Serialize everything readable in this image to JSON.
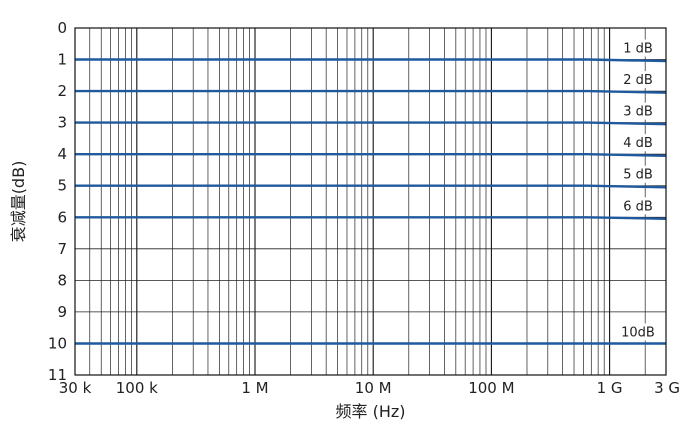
{
  "chart_data": {
    "type": "line",
    "xlabel": "频率 (Hz)",
    "ylabel": "衰减量(dB)",
    "x_scale": "log",
    "xlim": [
      30000,
      3000000000
    ],
    "ylim": [
      0,
      11
    ],
    "y_inverted": true,
    "grid": true,
    "x_ticks": [
      {
        "value": 30000,
        "label": "30 k"
      },
      {
        "value": 100000,
        "label": "100 k"
      },
      {
        "value": 1000000,
        "label": "1 M"
      },
      {
        "value": 10000000,
        "label": "10 M"
      },
      {
        "value": 100000000,
        "label": "100 M"
      },
      {
        "value": 1000000000,
        "label": "1 G"
      },
      {
        "value": 3000000000,
        "label": "3 G"
      }
    ],
    "y_ticks": [
      "0",
      "1",
      "2",
      "3",
      "4",
      "5",
      "6",
      "7",
      "8",
      "9",
      "10",
      "11"
    ],
    "series_color": "#1f5a9e",
    "series": [
      {
        "name": "1 dB",
        "x": [
          30000,
          650000000,
          3000000000
        ],
        "y": [
          1,
          1,
          1.05
        ]
      },
      {
        "name": "2 dB",
        "x": [
          30000,
          650000000,
          3000000000
        ],
        "y": [
          2,
          2,
          2.05
        ]
      },
      {
        "name": "3 dB",
        "x": [
          30000,
          650000000,
          3000000000
        ],
        "y": [
          3,
          3,
          3.05
        ]
      },
      {
        "name": "4 dB",
        "x": [
          30000,
          650000000,
          3000000000
        ],
        "y": [
          4,
          4,
          4.05
        ]
      },
      {
        "name": "5 dB",
        "x": [
          30000,
          650000000,
          3000000000
        ],
        "y": [
          5,
          5,
          5.05
        ]
      },
      {
        "name": "6 dB",
        "x": [
          30000,
          650000000,
          3000000000
        ],
        "y": [
          6,
          6,
          6.05
        ]
      },
      {
        "name": "10dB",
        "x": [
          30000,
          3000000000
        ],
        "y": [
          10,
          10
        ]
      }
    ]
  }
}
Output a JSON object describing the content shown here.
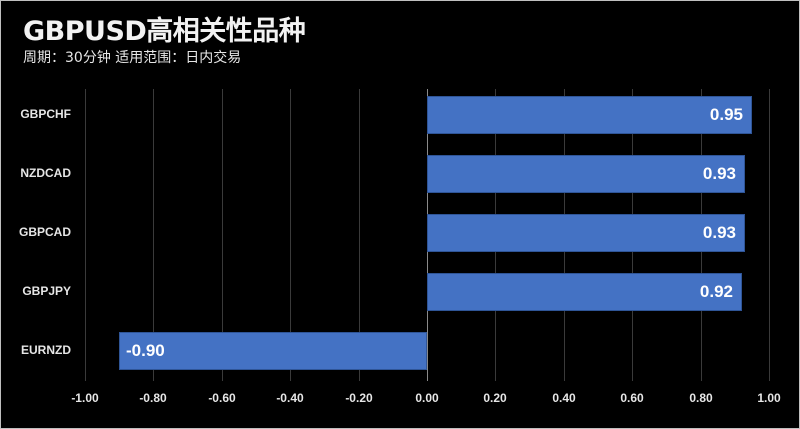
{
  "header": {
    "title": "GBPUSD高相关性品种",
    "subtitle": "周期：30分钟  适用范围：日内交易"
  },
  "colors": {
    "background": "#000000",
    "bar": "#4472c4",
    "text": "#e6e6e6",
    "grid": "#3a3a3a"
  },
  "chart_data": {
    "type": "bar",
    "orientation": "horizontal",
    "title": "GBPUSD高相关性品种",
    "subtitle": "周期：30分钟  适用范围：日内交易",
    "categories": [
      "GBPCHF",
      "NZDCAD",
      "GBPCAD",
      "GBPJPY",
      "EURNZD"
    ],
    "values": [
      0.95,
      0.93,
      0.93,
      0.92,
      -0.9
    ],
    "value_labels": [
      "0.95",
      "0.93",
      "0.93",
      "0.92",
      "-0.90"
    ],
    "xlabel": "",
    "ylabel": "",
    "xlim": [
      -1.0,
      1.0
    ],
    "x_ticks": [
      "-1.00",
      "-0.80",
      "-0.60",
      "-0.40",
      "-0.20",
      "0.00",
      "0.20",
      "0.40",
      "0.60",
      "0.80",
      "1.00"
    ],
    "grid": true,
    "legend": "none"
  }
}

- _Problem_:
Quote precisely the lines of the data from the line containing "Output a JSON" through its final line, both included, excluding pictures.

- _Response to the exercise_:
Output a JSON object describing the content shown here.
{
  "header": {
    "title": "GBPUSD高相关性品种",
    "subtitle": "周期：30分钟  适用范围：日内交易"
  },
  "colors": {
    "background": "#000000",
    "bar": "#4472c4",
    "text": "#e6e6e6",
    "grid": "#3a3a3a"
  },
  "chart_data": {
    "type": "bar",
    "orientation": "horizontal",
    "title": "GBPUSD高相关性品种",
    "subtitle": "周期：30分钟  适用范围：日内交易",
    "categories": [
      "GBPCHF",
      "NZDCAD",
      "GBPCAD",
      "GBPJPY",
      "EURNZD"
    ],
    "values": [
      0.95,
      0.93,
      0.93,
      0.92,
      -0.9
    ],
    "value_labels": [
      "0.95",
      "0.93",
      "0.93",
      "0.92",
      "-0.90"
    ],
    "xlabel": "",
    "ylabel": "",
    "xlim": [
      -1.0,
      1.0
    ],
    "x_ticks": [
      "-1.00",
      "-0.80",
      "-0.60",
      "-0.40",
      "-0.20",
      "0.00",
      "0.20",
      "0.40",
      "0.60",
      "0.80",
      "1.00"
    ],
    "grid": true,
    "legend": "none"
  }
}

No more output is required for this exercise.